* _WHAT IS EXPECTED_:
Find every line in the records below that holds the word "Show" and copy it.

————

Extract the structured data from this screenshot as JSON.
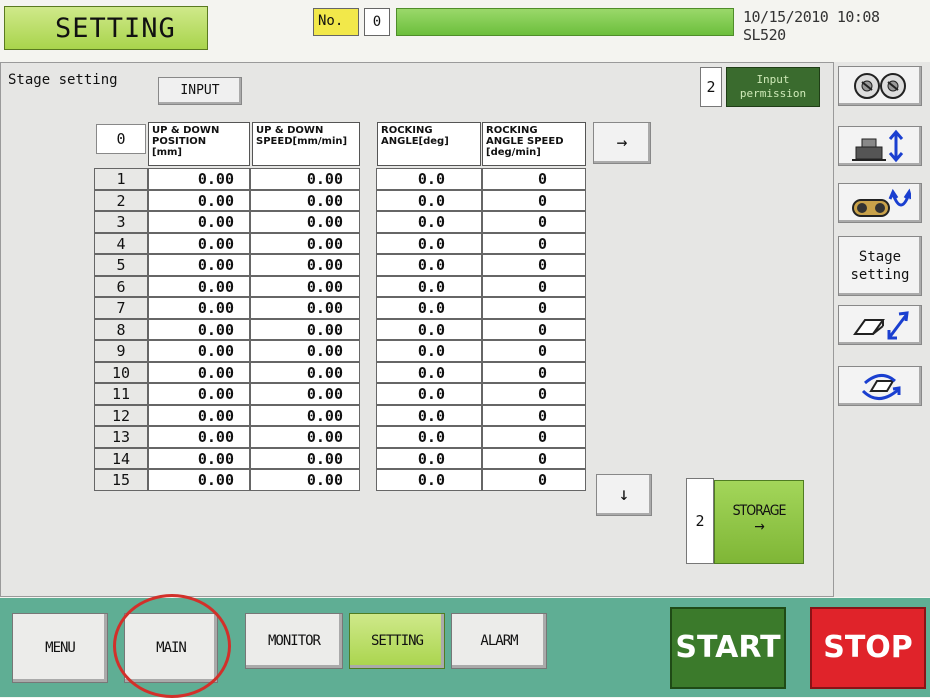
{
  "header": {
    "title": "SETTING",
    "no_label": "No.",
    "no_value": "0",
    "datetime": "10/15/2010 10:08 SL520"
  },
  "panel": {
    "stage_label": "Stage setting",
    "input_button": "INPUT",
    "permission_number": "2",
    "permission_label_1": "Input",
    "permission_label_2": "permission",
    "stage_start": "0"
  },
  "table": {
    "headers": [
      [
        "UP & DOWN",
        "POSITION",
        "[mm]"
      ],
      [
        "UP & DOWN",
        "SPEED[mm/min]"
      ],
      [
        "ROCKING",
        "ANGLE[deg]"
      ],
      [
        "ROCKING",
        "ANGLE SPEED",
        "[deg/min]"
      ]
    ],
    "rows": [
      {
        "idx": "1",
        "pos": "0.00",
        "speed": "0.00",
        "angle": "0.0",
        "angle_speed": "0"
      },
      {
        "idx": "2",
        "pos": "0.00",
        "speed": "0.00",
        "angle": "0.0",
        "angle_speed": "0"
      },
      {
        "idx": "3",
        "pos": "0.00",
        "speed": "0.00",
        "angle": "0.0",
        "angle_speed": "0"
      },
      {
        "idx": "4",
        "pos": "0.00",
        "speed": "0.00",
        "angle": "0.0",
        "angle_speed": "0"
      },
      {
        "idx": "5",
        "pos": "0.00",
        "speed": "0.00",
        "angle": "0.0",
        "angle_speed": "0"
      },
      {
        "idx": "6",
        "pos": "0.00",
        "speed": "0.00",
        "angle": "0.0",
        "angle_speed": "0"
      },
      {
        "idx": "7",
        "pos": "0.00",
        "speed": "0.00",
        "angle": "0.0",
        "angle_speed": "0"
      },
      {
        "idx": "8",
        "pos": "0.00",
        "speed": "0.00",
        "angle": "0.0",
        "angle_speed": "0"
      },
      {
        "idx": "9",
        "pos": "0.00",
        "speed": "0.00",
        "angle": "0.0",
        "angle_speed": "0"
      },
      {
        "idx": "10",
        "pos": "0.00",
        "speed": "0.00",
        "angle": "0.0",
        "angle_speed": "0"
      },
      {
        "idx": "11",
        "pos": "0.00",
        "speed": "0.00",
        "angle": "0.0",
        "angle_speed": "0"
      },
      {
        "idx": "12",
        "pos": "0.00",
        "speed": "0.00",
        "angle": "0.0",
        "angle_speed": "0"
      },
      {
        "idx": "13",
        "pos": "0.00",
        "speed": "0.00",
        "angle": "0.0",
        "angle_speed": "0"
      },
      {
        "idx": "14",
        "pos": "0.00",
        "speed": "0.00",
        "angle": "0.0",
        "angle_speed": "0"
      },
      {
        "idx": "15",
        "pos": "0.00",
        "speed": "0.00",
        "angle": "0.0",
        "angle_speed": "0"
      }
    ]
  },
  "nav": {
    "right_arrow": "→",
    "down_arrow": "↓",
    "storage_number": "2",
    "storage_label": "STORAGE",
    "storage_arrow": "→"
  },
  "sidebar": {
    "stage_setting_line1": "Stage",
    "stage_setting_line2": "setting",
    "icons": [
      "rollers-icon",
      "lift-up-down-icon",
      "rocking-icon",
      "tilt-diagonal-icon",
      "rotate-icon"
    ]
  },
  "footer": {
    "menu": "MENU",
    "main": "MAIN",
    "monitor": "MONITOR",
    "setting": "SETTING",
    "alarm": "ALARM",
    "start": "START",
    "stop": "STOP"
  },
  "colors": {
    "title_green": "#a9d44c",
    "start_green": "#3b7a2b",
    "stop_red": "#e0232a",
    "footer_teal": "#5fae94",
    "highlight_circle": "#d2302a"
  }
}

————

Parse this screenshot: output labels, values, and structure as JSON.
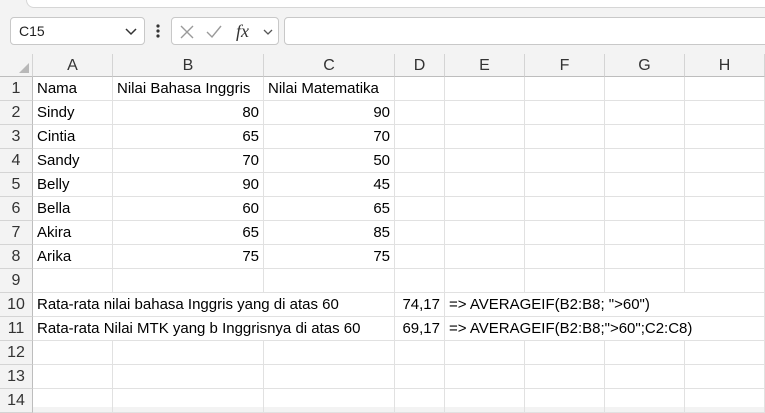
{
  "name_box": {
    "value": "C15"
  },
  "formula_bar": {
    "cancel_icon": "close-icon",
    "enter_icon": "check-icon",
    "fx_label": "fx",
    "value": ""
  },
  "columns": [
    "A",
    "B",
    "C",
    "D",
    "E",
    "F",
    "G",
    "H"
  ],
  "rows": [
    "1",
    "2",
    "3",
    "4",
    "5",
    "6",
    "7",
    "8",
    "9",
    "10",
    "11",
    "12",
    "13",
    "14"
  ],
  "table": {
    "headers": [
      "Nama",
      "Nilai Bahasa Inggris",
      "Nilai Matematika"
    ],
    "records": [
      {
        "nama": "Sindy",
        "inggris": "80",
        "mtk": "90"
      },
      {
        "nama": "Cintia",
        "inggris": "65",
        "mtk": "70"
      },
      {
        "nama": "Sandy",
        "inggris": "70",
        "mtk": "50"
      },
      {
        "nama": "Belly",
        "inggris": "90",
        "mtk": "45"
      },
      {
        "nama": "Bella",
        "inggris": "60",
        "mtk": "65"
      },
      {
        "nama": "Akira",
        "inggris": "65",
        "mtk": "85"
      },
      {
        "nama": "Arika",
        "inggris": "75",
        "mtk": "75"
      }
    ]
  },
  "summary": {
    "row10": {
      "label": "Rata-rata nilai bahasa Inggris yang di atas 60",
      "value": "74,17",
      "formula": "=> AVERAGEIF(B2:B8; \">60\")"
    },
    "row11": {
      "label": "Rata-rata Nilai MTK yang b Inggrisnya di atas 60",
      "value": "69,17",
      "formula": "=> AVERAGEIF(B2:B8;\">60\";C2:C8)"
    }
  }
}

————

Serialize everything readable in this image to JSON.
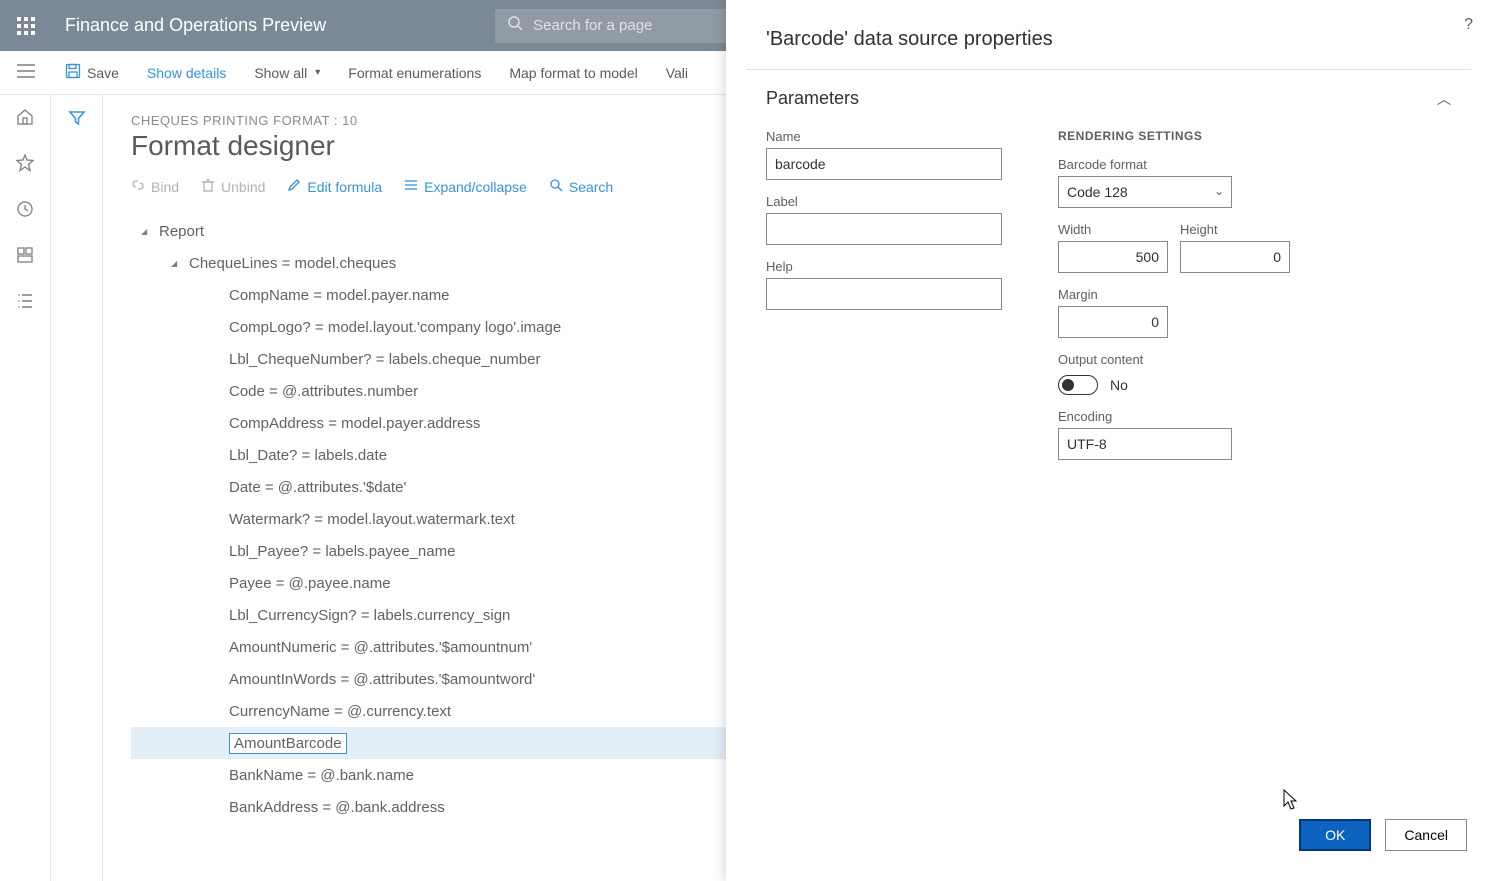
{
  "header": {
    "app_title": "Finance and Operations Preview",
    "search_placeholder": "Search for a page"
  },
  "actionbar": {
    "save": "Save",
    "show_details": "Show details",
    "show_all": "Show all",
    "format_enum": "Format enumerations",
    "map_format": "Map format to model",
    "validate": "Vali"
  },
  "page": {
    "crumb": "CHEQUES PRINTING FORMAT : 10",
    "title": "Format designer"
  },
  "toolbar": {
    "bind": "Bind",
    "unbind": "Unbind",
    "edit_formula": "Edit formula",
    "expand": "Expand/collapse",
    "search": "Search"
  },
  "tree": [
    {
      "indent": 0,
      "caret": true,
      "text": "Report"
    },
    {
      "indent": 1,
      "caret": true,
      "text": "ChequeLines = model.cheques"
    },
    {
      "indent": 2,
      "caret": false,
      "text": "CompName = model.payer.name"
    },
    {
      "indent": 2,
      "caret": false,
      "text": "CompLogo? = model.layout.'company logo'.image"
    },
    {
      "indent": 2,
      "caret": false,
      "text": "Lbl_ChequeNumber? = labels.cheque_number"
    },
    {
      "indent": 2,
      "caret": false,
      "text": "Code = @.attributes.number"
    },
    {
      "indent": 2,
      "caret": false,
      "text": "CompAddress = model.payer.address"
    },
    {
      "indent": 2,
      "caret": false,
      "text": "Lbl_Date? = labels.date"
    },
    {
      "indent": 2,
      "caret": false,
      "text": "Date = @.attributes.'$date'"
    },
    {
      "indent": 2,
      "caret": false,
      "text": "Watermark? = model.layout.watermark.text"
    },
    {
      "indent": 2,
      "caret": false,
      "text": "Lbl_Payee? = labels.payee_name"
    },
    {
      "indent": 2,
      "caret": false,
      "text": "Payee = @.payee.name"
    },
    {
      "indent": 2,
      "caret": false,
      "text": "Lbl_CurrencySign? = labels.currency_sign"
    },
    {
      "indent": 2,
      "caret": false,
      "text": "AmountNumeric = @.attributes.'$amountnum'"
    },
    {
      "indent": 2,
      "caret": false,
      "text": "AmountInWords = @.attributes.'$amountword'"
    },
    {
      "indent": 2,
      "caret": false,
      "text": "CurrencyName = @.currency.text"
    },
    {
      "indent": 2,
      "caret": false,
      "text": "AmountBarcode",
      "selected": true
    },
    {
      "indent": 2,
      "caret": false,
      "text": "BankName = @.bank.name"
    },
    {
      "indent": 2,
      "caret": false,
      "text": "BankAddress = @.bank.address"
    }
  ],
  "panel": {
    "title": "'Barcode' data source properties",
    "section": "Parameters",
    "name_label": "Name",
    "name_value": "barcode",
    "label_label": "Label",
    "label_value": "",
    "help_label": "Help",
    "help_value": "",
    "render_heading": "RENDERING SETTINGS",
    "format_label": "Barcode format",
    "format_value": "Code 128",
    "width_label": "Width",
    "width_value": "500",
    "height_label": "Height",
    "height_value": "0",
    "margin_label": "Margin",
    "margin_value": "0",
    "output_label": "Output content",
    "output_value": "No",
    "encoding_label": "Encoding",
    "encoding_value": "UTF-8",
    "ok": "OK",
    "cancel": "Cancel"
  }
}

————

* _WORKED SOLUTION_:
    "show_details": "Show details",
    "show_all": "Show all",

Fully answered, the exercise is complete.